__WHAT IS REQUIRED__. Repeat the records verbatim and leave the pictures out of your copy.
------------------------------------------------
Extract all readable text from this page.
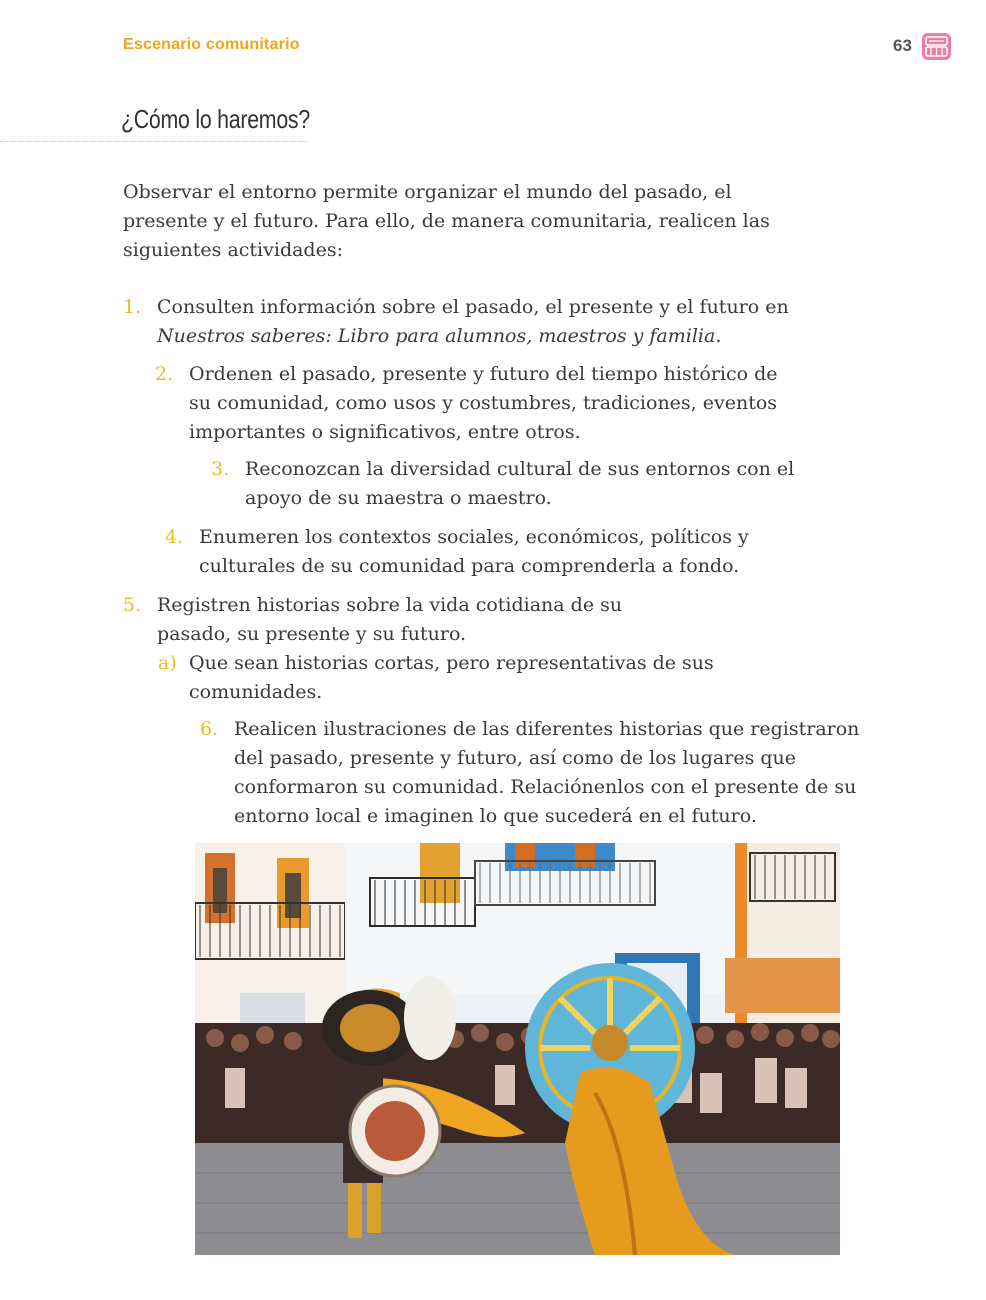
Escenario comunitario	63
¿Cómo lo haremos?

Observar el entorno permite organizar el mundo del pasado, el presente y el futuro. Para ello, de manera comunitaria, realicen las siguientes actividades:

1. Consulten información sobre el pasado, el presente y el futuro en Nuestros saberes: Libro para alumnos, maestros y familia.
2. Ordenen el pasado, presente y futuro del tiempo histórico de su comunidad, como usos y costumbres, tradiciones, eventos importantes o significativos, entre otros.
3. Reconozcan la diversidad cultural de sus entornos con el apoyo de su maestra o maestro.
4. Enumeren los contextos sociales, económicos, políticos y culturales de su comunidad para comprenderla a fondo.
5. Registren historias sobre la vida cotidiana de su pasado, su presente y su futuro.
a) Que sean historias cortas, pero representativas de sus comunidades.
6. Realicen ilustraciones de las diferentes historias que registraron del pasado, presente y futuro, así como de los lugares que conformaron su comunidad. Relaciónenlos con el presente de su entorno local e imaginen lo que sucederá en el futuro.
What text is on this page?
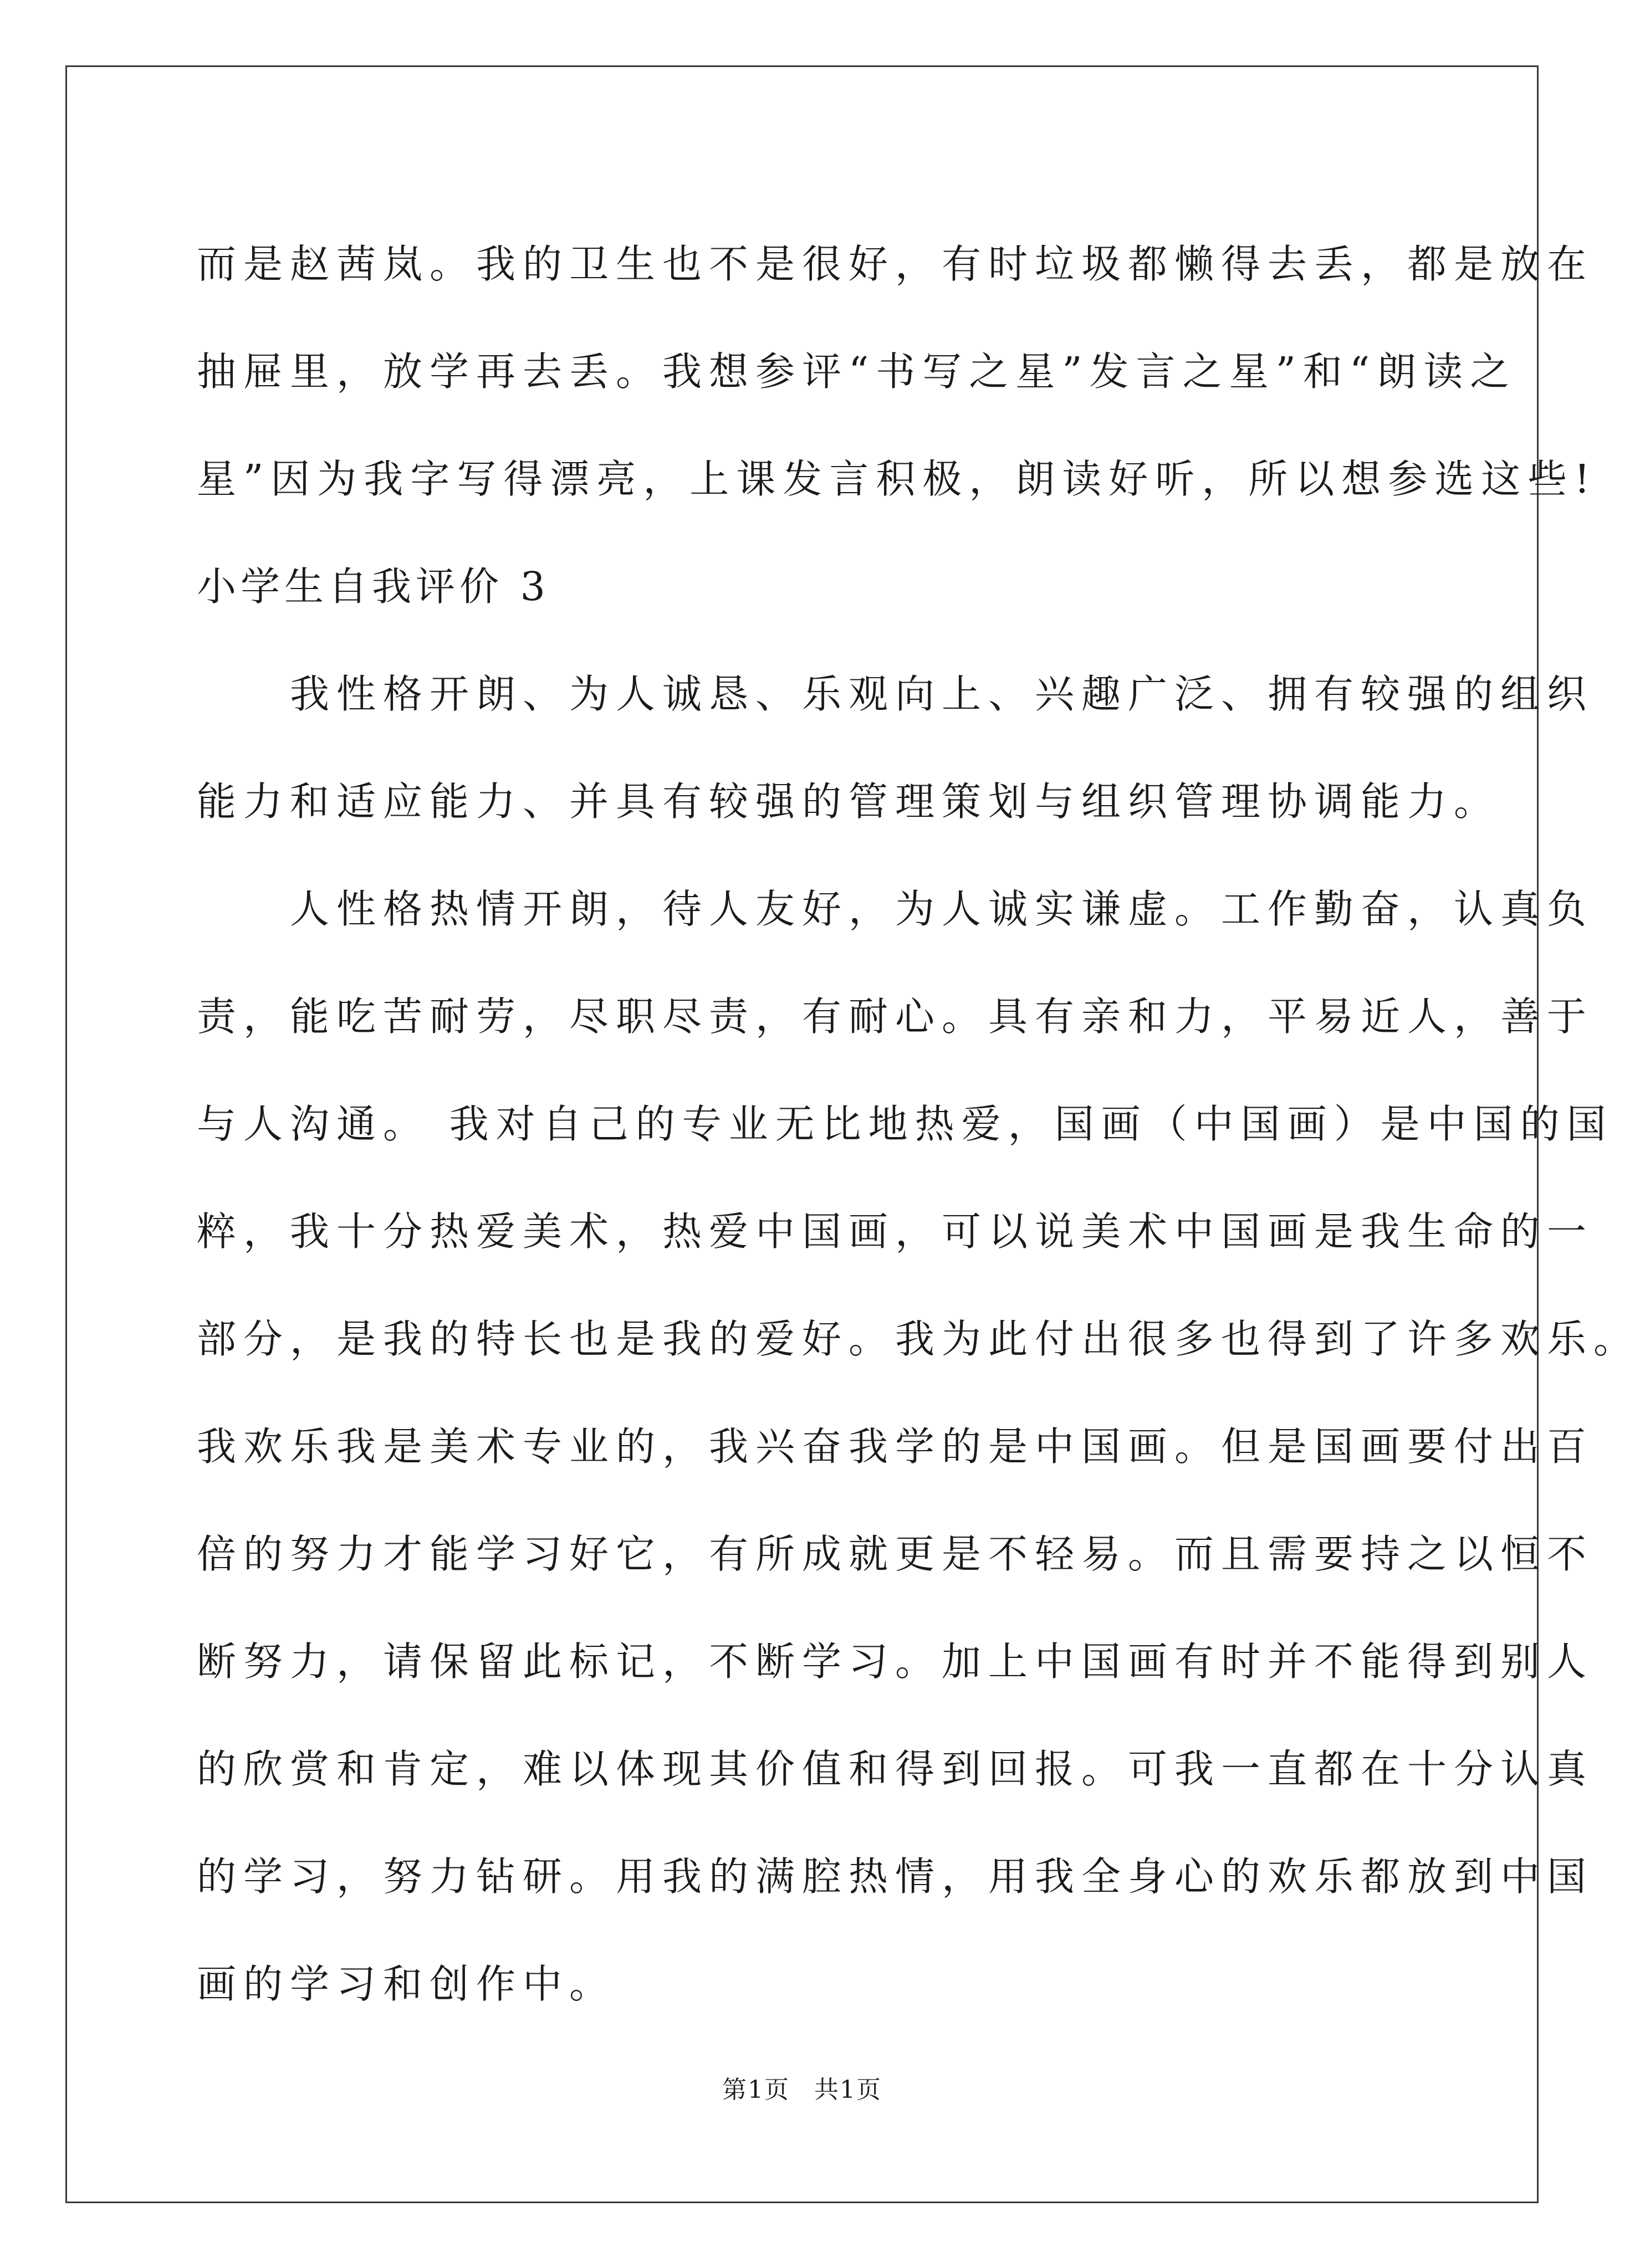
而是赵茜岚。我的卫生也不是很好，有时垃圾都懒得去丢，都是放在
抽屉里，放学再去丢。我想参评“书写之星”发言之星”和“朗读之
星”因为我字写得漂亮，上课发言积极，朗读好听，所以想参选这些!
小学生自我评价 3
我性格开朗、为人诚恳、乐观向上、兴趣广泛、拥有较强的组织
能力和适应能力、并具有较强的管理策划与组织管理协调能力。
人性格热情开朗，待人友好，为人诚实谦虚。工作勤奋，认真负
责，能吃苦耐劳，尽职尽责，有耐心。具有亲和力，平易近人，善于
与人沟通。 我对自己的专业无比地热爱，国画（中国画）是中国的国
粹，我十分热爱美术，热爱中国画，可以说美术中国画是我生命的一
部分，是我的特长也是我的爱好。我为此付出很多也得到了许多欢乐。
我欢乐我是美术专业的，我兴奋我学的是中国画。但是国画要付出百
倍的努力才能学习好它，有所成就更是不轻易。而且需要持之以恒不
断努力，请保留此标记，不断学习。加上中国画有时并不能得到别人
的欣赏和肯定，难以体现其价值和得到回报。可我一直都在十分认真
的学习，努力钻研。用我的满腔热情，用我全身心的欢乐都放到中国
画的学习和创作中。
第1页 共1页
------------------------------------------------
__COMPLETE RESPONSE__.
Extract all readable text from this page.
Escenario comunitario	63
¿Cómo lo haremos?

Observar el entorno permite organizar el mundo del pasado, el presente y el futuro. Para ello, de manera comunitaria, realicen las siguientes actividades:

1. Consulten información sobre el pasado, el presente y el futuro en Nuestros saberes: Libro para alumnos, maestros y familia.
2. Ordenen el pasado, presente y futuro del tiempo histórico de su comunidad, como usos y costumbres, tradiciones, eventos importantes o significativos, entre otros.
3. Reconozcan la diversidad cultural de sus entornos con el apoyo de su maestra o maestro.
4. Enumeren los contextos sociales, económicos, políticos y culturales de su comunidad para comprenderla a fondo.
5. Registren historias sobre la vida cotidiana de su pasado, su presente y su futuro.
a) Que sean historias cortas, pero representativas de sus comunidades.
6. Realicen ilustraciones de las diferentes historias que registraron del pasado, presente y futuro, así como de los lugares que conformaron su comunidad. Relaciónenlos con el presente de su entorno local e imaginen lo que sucederá en el futuro.
What text is on this page?
而是赵茜岚。我的卫生也不是很好，有时垃圾都懒得去丢，都是放在
抽屉里，放学再去丢。我想参评“书写之星”发言之星”和“朗读之
星”因为我字写得漂亮，上课发言积极，朗读好听，所以想参选这些!
小学生自我评价 3
我性格开朗、为人诚恳、乐观向上、兴趣广泛、拥有较强的组织
能力和适应能力、并具有较强的管理策划与组织管理协调能力。
人性格热情开朗，待人友好，为人诚实谦虚。工作勤奋，认真负
责，能吃苦耐劳，尽职尽责，有耐心。具有亲和力，平易近人，善于
与人沟通。 我对自己的专业无比地热爱，国画（中国画）是中国的国
粹，我十分热爱美术，热爱中国画，可以说美术中国画是我生命的一
部分，是我的特长也是我的爱好。我为此付出很多也得到了许多欢乐。
我欢乐我是美术专业的，我兴奋我学的是中国画。但是国画要付出百
倍的努力才能学习好它，有所成就更是不轻易。而且需要持之以恒不
断努力，请保留此标记，不断学习。加上中国画有时并不能得到别人
的欣赏和肯定，难以体现其价值和得到回报。可我一直都在十分认真
的学习，努力钻研。用我的满腔热情，用我全身心的欢乐都放到中国
画的学习和创作中。
第1页 共1页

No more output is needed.